======== TASK MATERIAL

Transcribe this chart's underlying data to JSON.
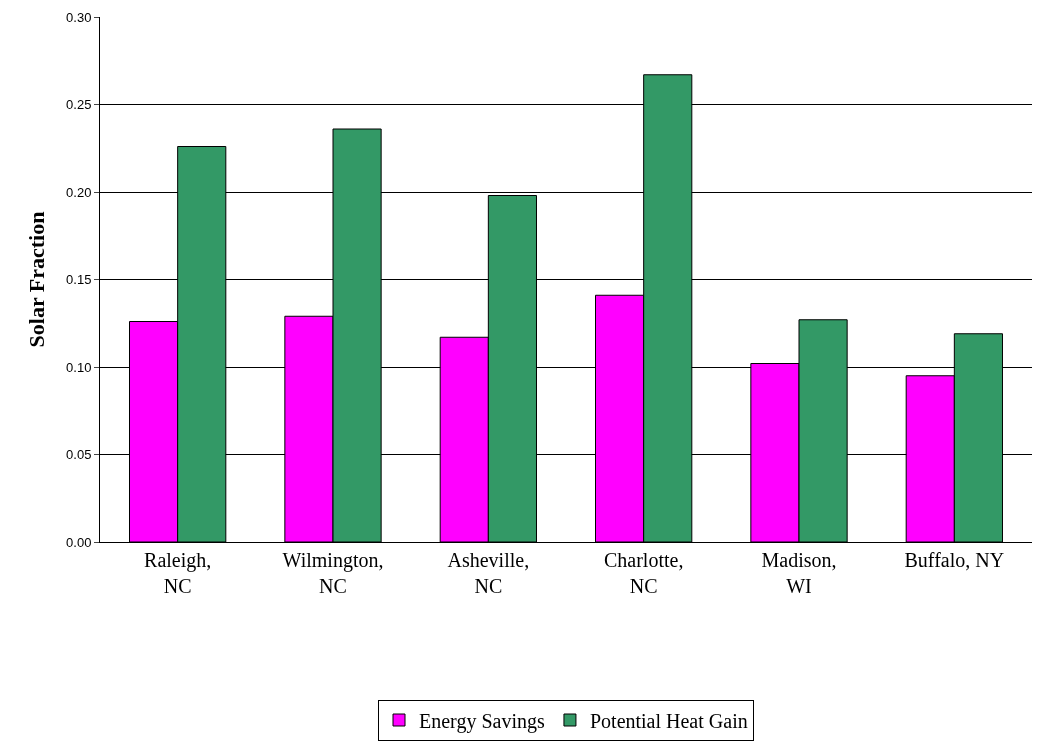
{
  "chart_data": {
    "type": "bar",
    "ylabel": "Solar Fraction",
    "categories": [
      "Raleigh,\nNC",
      "Wilmington,\nNC",
      "Asheville,\nNC",
      "Charlotte,\nNC",
      "Madison,\nWI",
      "Buffalo, NY"
    ],
    "series": [
      {
        "name": "Energy Savings",
        "color": "#ff00ff",
        "values": [
          0.126,
          0.129,
          0.117,
          0.141,
          0.102,
          0.095
        ]
      },
      {
        "name": "Potential Heat Gain",
        "color": "#339966",
        "values": [
          0.226,
          0.236,
          0.198,
          0.267,
          0.127,
          0.119
        ]
      }
    ],
    "ylim": [
      0,
      0.3
    ],
    "yticks": [
      {
        "value": 0,
        "label": "0.00"
      },
      {
        "value": 0.05,
        "label": "0.05"
      },
      {
        "value": 0.1,
        "label": "0.10"
      },
      {
        "value": 0.15,
        "label": "0.15"
      },
      {
        "value": 0.2,
        "label": "0.20"
      },
      {
        "value": 0.25,
        "label": "0.25"
      },
      {
        "value": 0.3,
        "label": "0.30"
      }
    ],
    "grid": "y",
    "legend": "bottom"
  }
}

================

### TASK DIRECTIONS
Reproduce all the entries that precede this task, word for word, minus any pictures.

### RESPONSE TO THIS TASK
Transcribe this chart's underlying data to JSON.
{
  "chart_data": {
    "type": "bar",
    "ylabel": "Solar Fraction",
    "categories": [
      "Raleigh,\nNC",
      "Wilmington,\nNC",
      "Asheville,\nNC",
      "Charlotte,\nNC",
      "Madison,\nWI",
      "Buffalo, NY"
    ],
    "series": [
      {
        "name": "Energy Savings",
        "color": "#ff00ff",
        "values": [
          0.126,
          0.129,
          0.117,
          0.141,
          0.102,
          0.095
        ]
      },
      {
        "name": "Potential Heat Gain",
        "color": "#339966",
        "values": [
          0.226,
          0.236,
          0.198,
          0.267,
          0.127,
          0.119
        ]
      }
    ],
    "ylim": [
      0,
      0.3
    ],
    "yticks": [
      {
        "value": 0,
        "label": "0.00"
      },
      {
        "value": 0.05,
        "label": "0.05"
      },
      {
        "value": 0.1,
        "label": "0.10"
      },
      {
        "value": 0.15,
        "label": "0.15"
      },
      {
        "value": 0.2,
        "label": "0.20"
      },
      {
        "value": 0.25,
        "label": "0.25"
      },
      {
        "value": 0.3,
        "label": "0.30"
      }
    ],
    "grid": "y",
    "legend": "bottom"
  }
}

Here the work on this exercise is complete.